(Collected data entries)
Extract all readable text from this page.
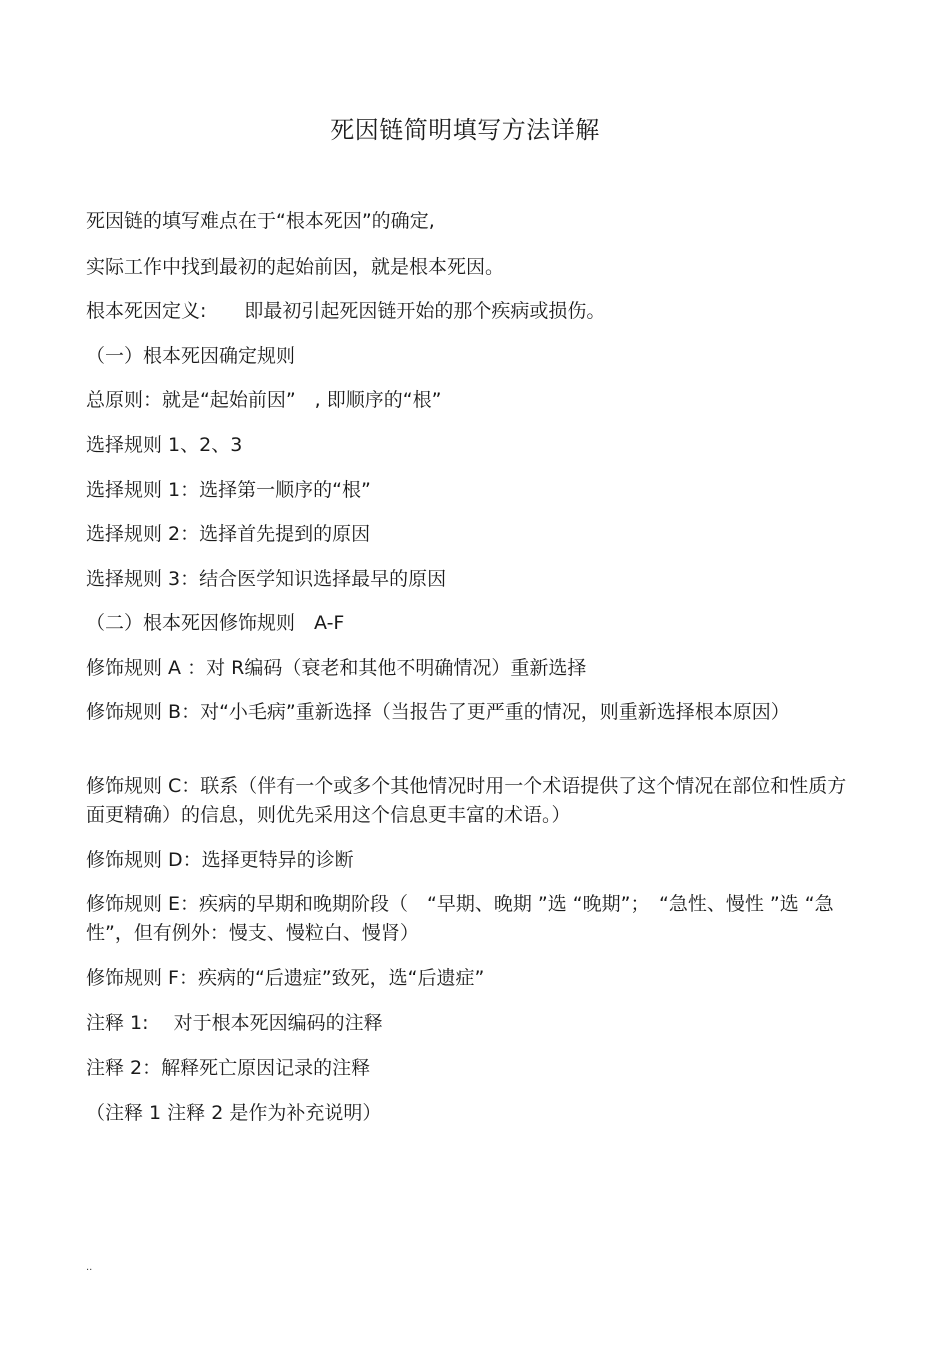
死因链简明填写方法详解
死因链的填写难点在于“根本死因”的确定,
实际工作中找到最初的起始前因，就是根本死因。
根本死因定义:　　即最初引起死因链开始的那个疾病或损伤。
（一）根本死因确定规则
总原则：就是“起始前因”　, 即顺序的“根”
选择规则 1、2、3
选择规则 1：选择第一顺序的“根”
选择规则 2：选择首先提到的原因
选择规则 3：结合医学知识选择最早的原因
（二）根本死因修饰规则　A-F
修饰规则 A ：对 R编码（衰老和其他不明确情况）重新选择
修饰规则 B：对“小毛病”重新选择（当报告了更严重的情况，则重新选择根本原因）
修饰规则 C：联系（伴有一个或多个其他情况时用一个术语提供了这个情况在部位和性质方面更精确）的信息，则优先采用这个信息更丰富的术语。）
修饰规则 D：选择更特异的诊断
修饰规则 E：疾病的早期和晚期阶段（　“早期、晚期 ”选 “晚期”；　“急性、慢性 ”选 “急性”，但有例外：慢支、慢粒白、慢肾）
修饰规则 F：疾病的“后遗症”致死，选“后遗症”
注释 1:　 对于根本死因编码的注释
注释 2：解释死亡原因记录的注释
（注释 1 注释 2 是作为补充说明）
..
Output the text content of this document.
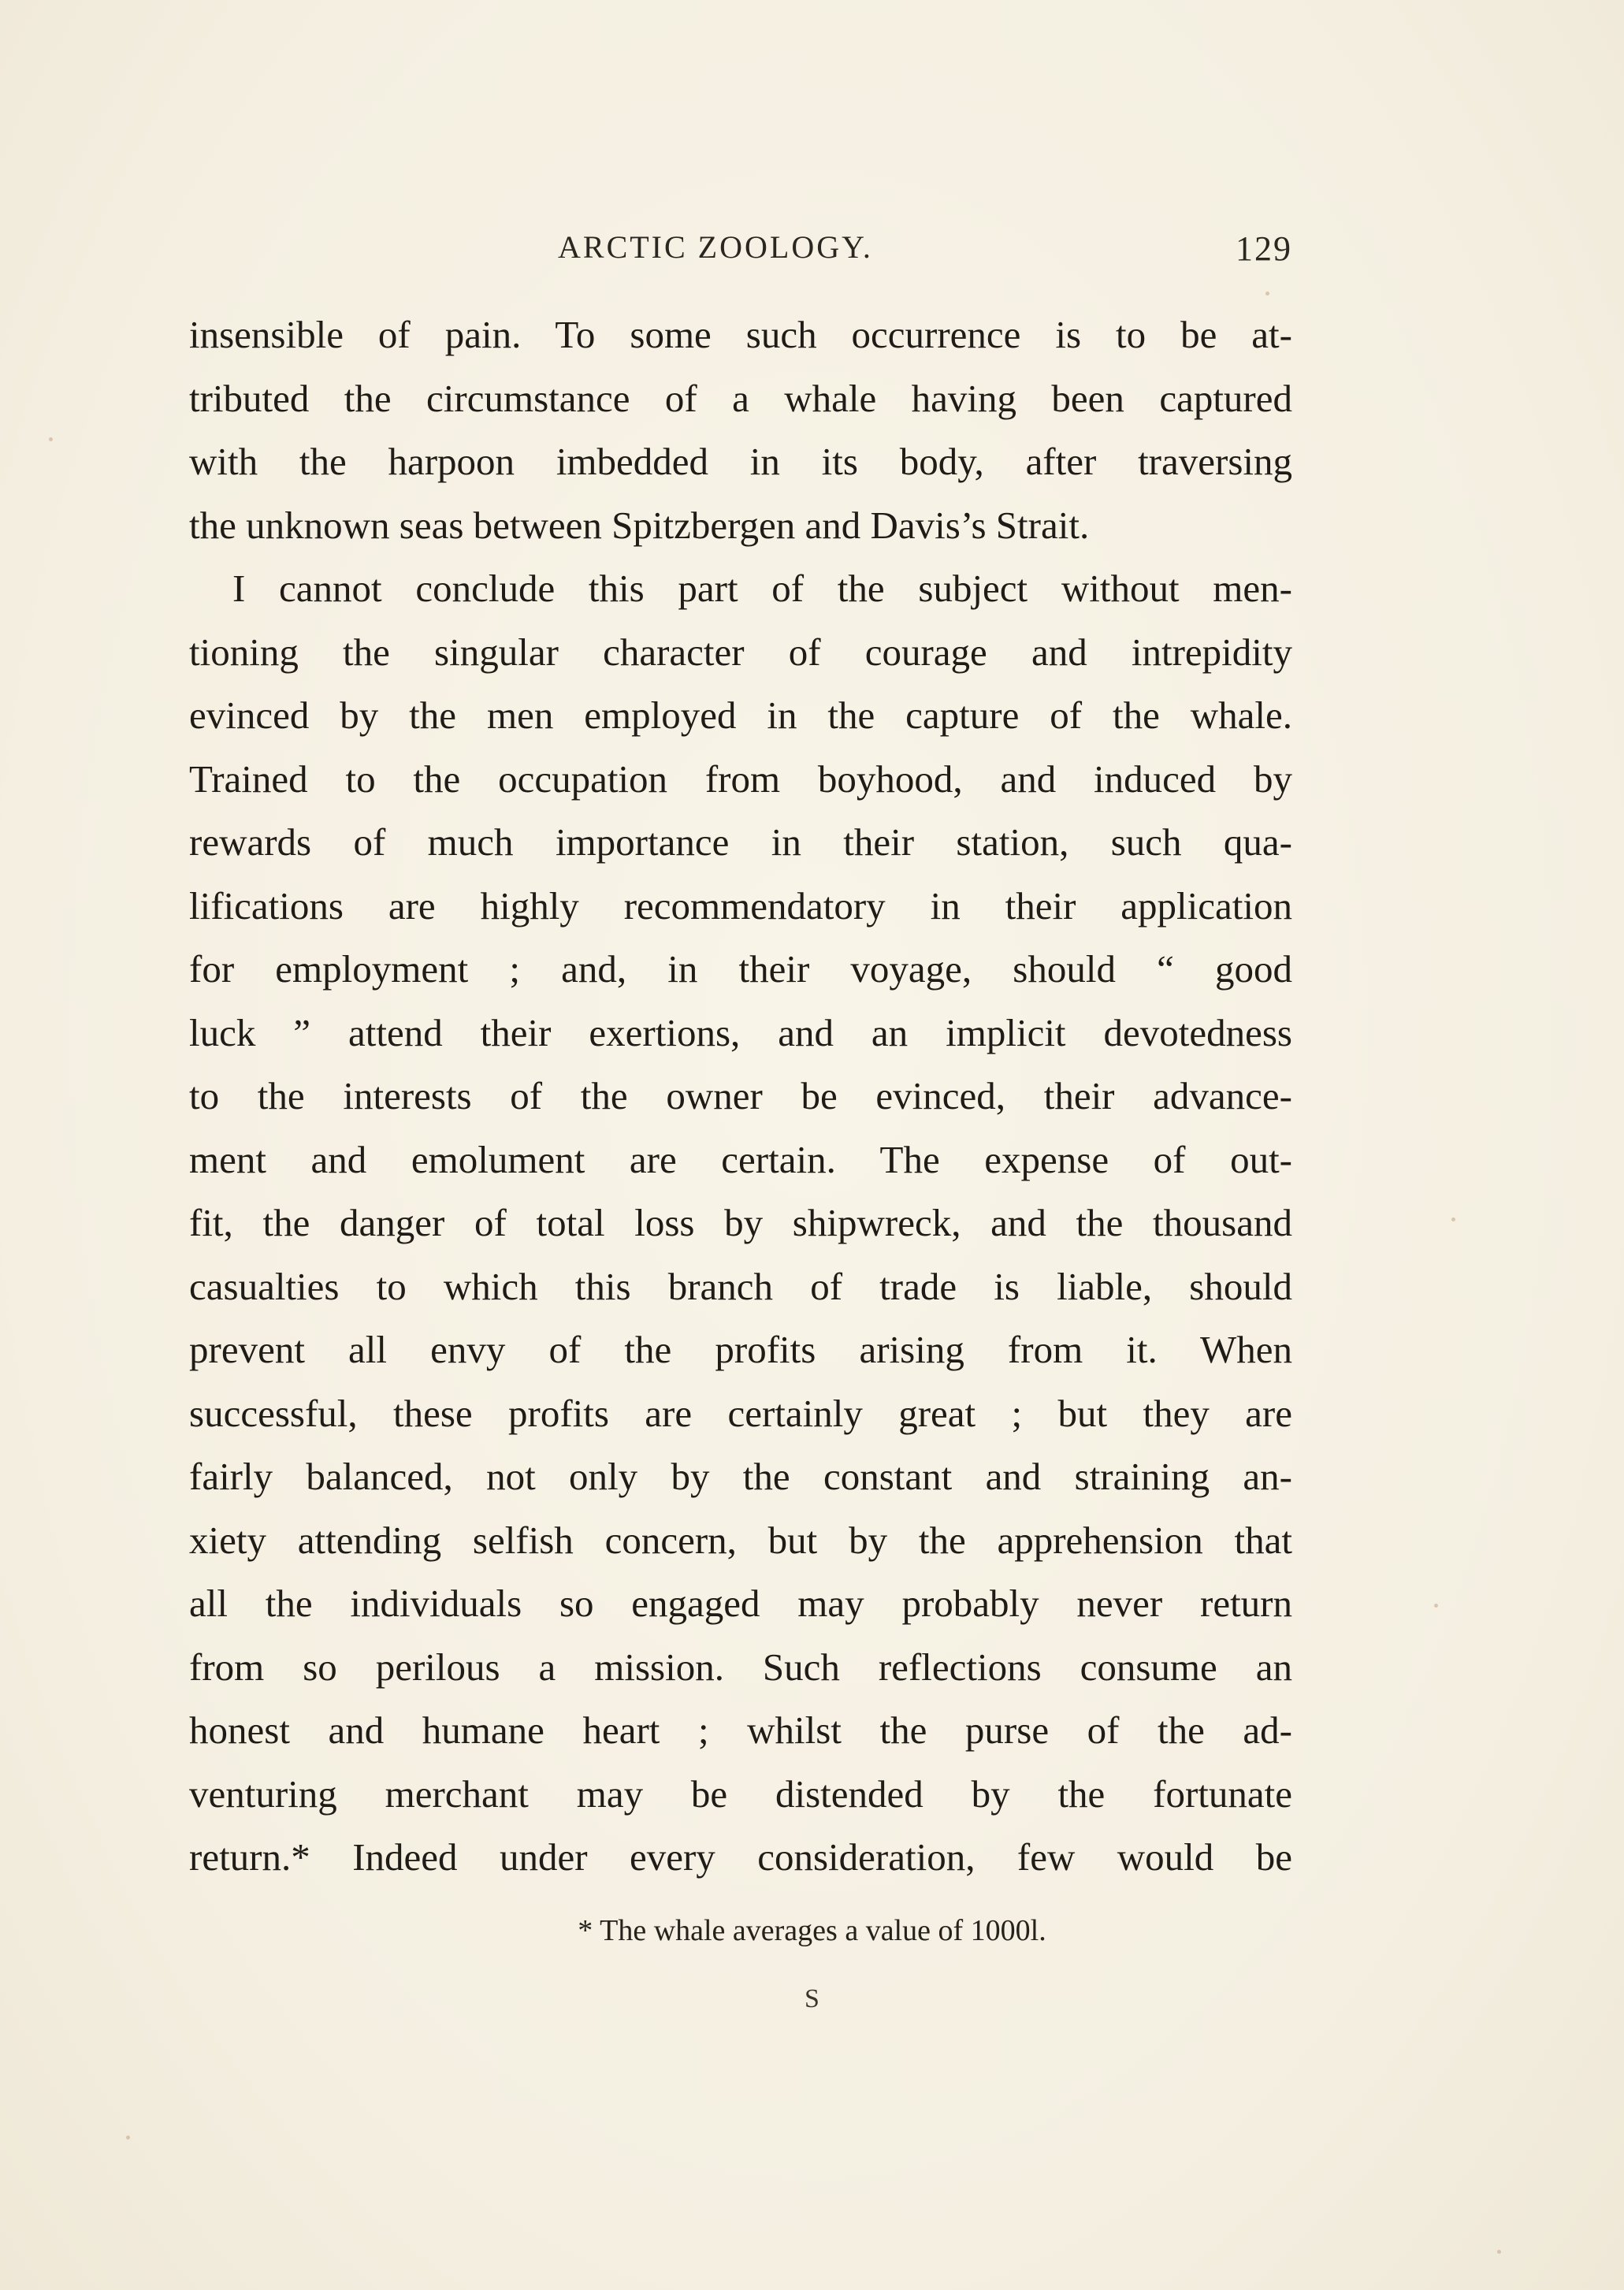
ARCTIC ZOOLOGY.	129
insensible of pain. To some such occurrence is to be at-
tributed the circumstance of a whale having been captured
with the harpoon imbedded in its body, after traversing
the unknown seas between Spitzbergen and Davis’s Strait.
I cannot conclude this part of the subject without men-
tioning the singular character of courage and intrepidity
evinced by the men employed in the capture of the whale.
Trained to the occupation from boyhood, and induced by
rewards of much importance in their station, such qua-
lifications are highly recommendatory in their application
for employment ; and, in their voyage, should “ good
luck ” attend their exertions, and an implicit devotedness
to the interests of the owner be evinced, their advance-
ment and emolument are certain. The expense of out-
fit, the danger of total loss by shipwreck, and the thousand
casualties to which this branch of trade is liable, should
prevent all envy of the profits arising from it. When
successful, these profits are certainly great ; but they are
fairly balanced, not only by the constant and straining an-
xiety attending selfish concern, but by the apprehension that
all the individuals so engaged may probably never return
from so perilous a mission. Such reflections consume an
honest and humane heart ; whilst the purse of the ad-
venturing merchant may be distended by the fortunate
return.* Indeed under every consideration, few would be
* The whale averages a value of 1000l.
S
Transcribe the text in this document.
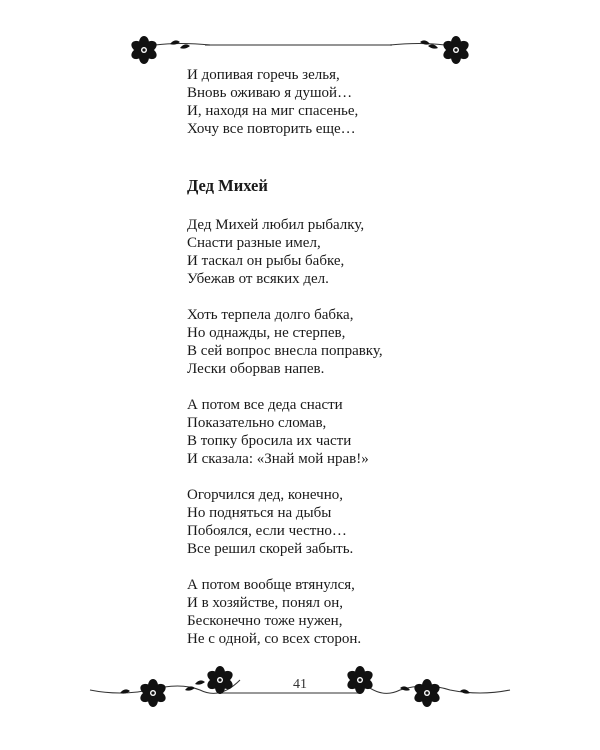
И допивая горечь зелья,
Вновь оживаю я душой…
И, находя на миг спасенье,
Хочу все повторить еще…
Дед Михей
Дед Михей любил рыбалку,
Снасти разные имел,
И таскал он рыбы бабке,
Убежав от всяких дел.
Хоть терпела долго бабка,
Но однажды, не стерпев,
В сей вопрос внесла поправку,
Лески оборвав напев.
А потом все деда снасти
Показательно сломав,
В топку бросила их части
И сказала: «Знай мой нрав!»
Огорчился дед, конечно,
Но подняться на дыбы
Побоялся, если честно…
Все решил скорей забыть.
А потом вообще втянулся,
И в хозяйстве, понял он,
Бесконечно тоже нужен,
Не с одной, со всех сторон.
41
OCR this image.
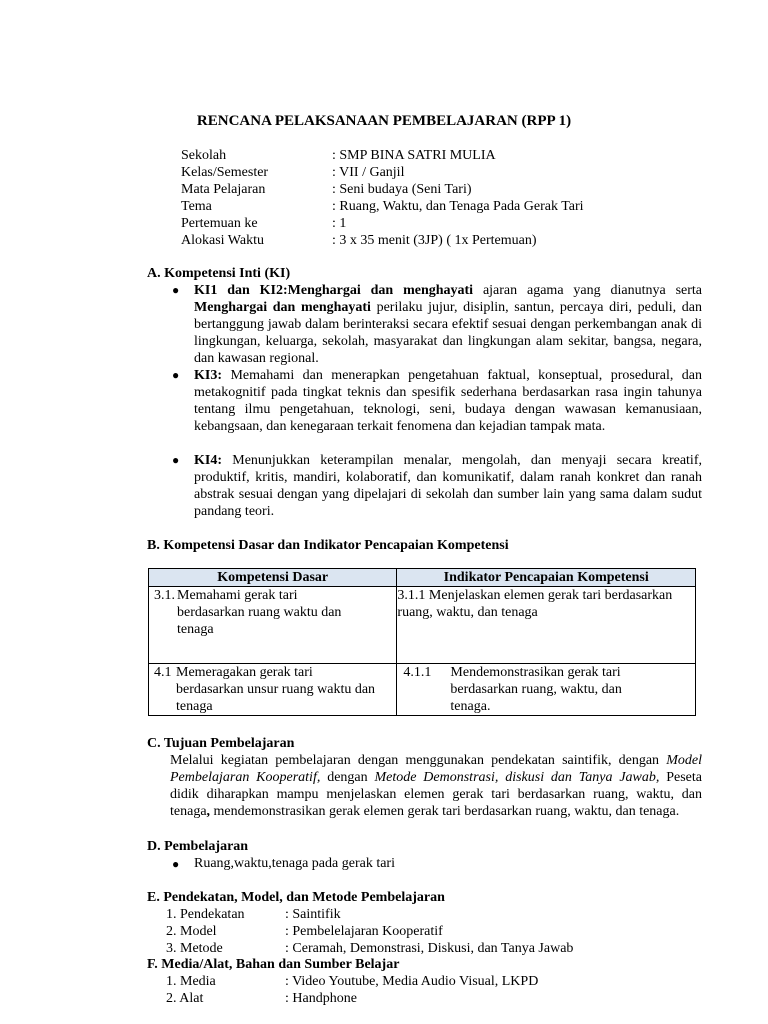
RENCANA PELAKSANAAN PEMBELAJARAN (RPP 1)
Sekolah	: SMP BINA SATRI MULIA
Kelas/Semester	: VII / Ganjil
Mata Pelajaran	: Seni budaya (Seni Tari)
Tema	: Ruang, Waktu, dan Tenaga Pada Gerak Tari
Pertemuan ke	: 1
Alokasi Waktu	: 3 x 35 menit (3JP) ( 1x Pertemuan)
A. Kompetensi Inti (KI)
● KI1 dan KI2:Menghargai dan menghayati ajaran agama yang dianutnya serta Menghargai dan menghayati perilaku jujur, disiplin, santun, percaya diri, peduli, dan bertanggung jawab dalam berinteraksi secara efektif sesuai dengan perkembangan anak di lingkungan, keluarga, sekolah, masyarakat dan lingkungan alam sekitar, bangsa, negara, dan kawasan regional.
● KI3: Memahami dan menerapkan pengetahuan faktual, konseptual, prosedural, dan metakognitif pada tingkat teknis dan spesifik sederhana berdasarkan rasa ingin tahunya tentang ilmu pengetahuan, teknologi, seni, budaya dengan wawasan kemanusiaan, kebangsaan, dan kenegaraan terkait fenomena dan kejadian tampak mata.
● KI4: Menunjukkan keterampilan menalar, mengolah, dan menyaji secara kreatif, produktif, kritis, mandiri, kolaboratif, dan komunikatif, dalam ranah konkret dan ranah abstrak sesuai dengan yang dipelajari di sekolah dan sumber lain yang sama dalam sudut pandang teori.
B. Kompetensi Dasar dan Indikator Pencapaian Kompetensi
Kompetensi Dasar	Indikator Pencapaian Kompetensi

3.1. Memahami gerak tari berdasarkan ruang waktu dan tenaga	3.1.1 Menjelaskan elemen gerak tari berdasarkan ruang, waktu, dan tenaga

4.1 Memeragakan gerak tari berdasarkan unsur ruang waktu dan tenaga	4.1.1 Mendemonstrasikan gerak tari berdasarkan ruang, waktu, dan tenaga.
C. Tujuan Pembelajaran
Melalui kegiatan pembelajaran dengan menggunakan pendekatan saintifik, dengan Model Pembelajaran Kooperatif, dengan Metode Demonstrasi, diskusi dan Tanya Jawab, Peseta didik diharapkan mampu menjelaskan elemen gerak tari berdasarkan ruang, waktu, dan tenaga, mendemonstrasikan gerak elemen gerak tari berdasarkan ruang, waktu, dan tenaga.
D. Pembelajaran
● Ruang,waktu,tenaga pada gerak tari
E. Pendekatan, Model, dan Metode Pembelajaran
1. Pendekatan	: Saintifik
2. Model	: Pembelelajaran Kooperatif
3. Metode	: Ceramah, Demonstrasi, Diskusi, dan Tanya Jawab
F. Media/Alat, Bahan dan Sumber Belajar
1. Media	: Video Youtube, Media Audio Visual, LKPD
2. Alat	: Handphone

DIRECTION:
All of the lines above should be retyped precisely, apart from the pictures.

RESPONSE TO THE EXERCISE:
Extract all readable text from this page.
死因链简明填写方法详解
死因链的填写难点在于“根本死因”的确定,
实际工作中找到最初的起始前因，就是根本死因。
根本死因定义:　　即最初引起死因链开始的那个疾病或损伤。
（一）根本死因确定规则
总原则：就是“起始前因”　, 即顺序的“根”
选择规则 1、2、3
选择规则 1：选择第一顺序的“根”
选择规则 2：选择首先提到的原因
选择规则 3：结合医学知识选择最早的原因
（二）根本死因修饰规则　A-F
修饰规则 A ：对 R编码（衰老和其他不明确情况）重新选择
修饰规则 B：对“小毛病”重新选择（当报告了更严重的情况，则重新选择根本原因）
修饰规则 C：联系（伴有一个或多个其他情况时用一个术语提供了这个情况在部位和性质方面更精确）的信息，则优先采用这个信息更丰富的术语。）
修饰规则 D：选择更特异的诊断
修饰规则 E：疾病的早期和晚期阶段（　“早期、晚期 ”选 “晚期”；　“急性、慢性 ”选 “急性”，但有例外：慢支、慢粒白、慢肾）
修饰规则 F：疾病的“后遗症”致死，选“后遗症”
注释 1:　 对于根本死因编码的注释
注释 2：解释死亡原因记录的注释
（注释 1 注释 2 是作为补充说明）
..
Output the text content of this document.
ARCTIC ZOOLOGY.	129
insensible of pain. To some such occurrence is to be at-
tributed the circumstance of a whale having been captured
with the harpoon imbedded in its body, after traversing
the unknown seas between Spitzbergen and Davis’s Strait.
I cannot conclude this part of the subject without men-
tioning the singular character of courage and intrepidity
evinced by the men employed in the capture of the whale.
Trained to the occupation from boyhood, and induced by
rewards of much importance in their station, such qua-
lifications are highly recommendatory in their application
for employment ; and, in their voyage, should “ good
luck ” attend their exertions, and an implicit devotedness
to the interests of the owner be evinced, their advance-
ment and emolument are certain. The expense of out-
fit, the danger of total loss by shipwreck, and the thousand
casualties to which this branch of trade is liable, should
prevent all envy of the profits arising from it. When
successful, these profits are certainly great ; but they are
fairly balanced, not only by the constant and straining an-
xiety attending selfish concern, but by the apprehension that
all the individuals so engaged may probably never return
from so perilous a mission. Such reflections consume an
honest and humane heart ; whilst the purse of the ad-
venturing merchant may be distended by the fortunate
return.* Indeed under every consideration, few would be
* The whale averages a value of 1000l.
S
Transcribe the text in this document.
И допивая горечь зелья,
Вновь оживаю я душой…
И, находя на миг спасенье,
Хочу все повторить еще…
Дед Михей
Дед Михей любил рыбалку,
Снасти разные имел,
И таскал он рыбы бабке,
Убежав от всяких дел.
Хоть терпела долго бабка,
Но однажды, не стерпев,
В сей вопрос внесла поправку,
Лески оборвав напев.
А потом все деда снасти
Показательно сломав,
В топку бросила их части
И сказала: «Знай мой нрав!»
Огорчился дед, конечно,
Но подняться на дыбы
Побоялся, если честно…
Все решил скорей забыть.
А потом вообще втянулся,
И в хозяйстве, понял он,
Бесконечно тоже нужен,
Не с одной, со всех сторон.
41
OCR this image.
RENCANA PELAKSANAAN PEMBELAJARAN (RPP 1)
Sekolah	: SMP BINA SATRI MULIA
Kelas/Semester	: VII / Ganjil
Mata Pelajaran	: Seni budaya (Seni Tari)
Tema	: Ruang, Waktu, dan Tenaga Pada Gerak Tari
Pertemuan ke	: 1
Alokasi Waktu	: 3 x 35 menit (3JP) ( 1x Pertemuan)
A. Kompetensi Inti (KI)
● KI1 dan KI2:Menghargai dan menghayati ajaran agama yang dianutnya serta Menghargai dan menghayati perilaku jujur, disiplin, santun, percaya diri, peduli, dan bertanggung jawab dalam berinteraksi secara efektif sesuai dengan perkembangan anak di lingkungan, keluarga, sekolah, masyarakat dan lingkungan alam sekitar, bangsa, negara, dan kawasan regional.
● KI3: Memahami dan menerapkan pengetahuan faktual, konseptual, prosedural, dan metakognitif pada tingkat teknis dan spesifik sederhana berdasarkan rasa ingin tahunya tentang ilmu pengetahuan, teknologi, seni, budaya dengan wawasan kemanusiaan, kebangsaan, dan kenegaraan terkait fenomena dan kejadian tampak mata.
● KI4: Menunjukkan keterampilan menalar, mengolah, dan menyaji secara kreatif, produktif, kritis, mandiri, kolaboratif, dan komunikatif, dalam ranah konkret dan ranah abstrak sesuai dengan yang dipelajari di sekolah dan sumber lain yang sama dalam sudut pandang teori.
B. Kompetensi Dasar dan Indikator Pencapaian Kompetensi
Kompetensi Dasar	Indikator Pencapaian Kompetensi

3.1. Memahami gerak tari berdasarkan ruang waktu dan tenaga	3.1.1 Menjelaskan elemen gerak tari berdasarkan ruang, waktu, dan tenaga

4.1 Memeragakan gerak tari berdasarkan unsur ruang waktu dan tenaga	4.1.1 Mendemonstrasikan gerak tari berdasarkan ruang, waktu, dan tenaga.
C. Tujuan Pembelajaran
Melalui kegiatan pembelajaran dengan menggunakan pendekatan saintifik, dengan Model Pembelajaran Kooperatif, dengan Metode Demonstrasi, diskusi dan Tanya Jawab, Peseta didik diharapkan mampu menjelaskan elemen gerak tari berdasarkan ruang, waktu, dan tenaga, mendemonstrasikan gerak elemen gerak tari berdasarkan ruang, waktu, dan tenaga.
D. Pembelajaran
● Ruang,waktu,tenaga pada gerak tari
E. Pendekatan, Model, dan Metode Pembelajaran
1. Pendekatan	: Saintifik
2. Model	: Pembelelajaran Kooperatif
3. Metode	: Ceramah, Demonstrasi, Diskusi, dan Tanya Jawab
F. Media/Alat, Bahan dan Sumber Belajar
1. Media	: Video Youtube, Media Audio Visual, LKPD
2. Alat	: Handphone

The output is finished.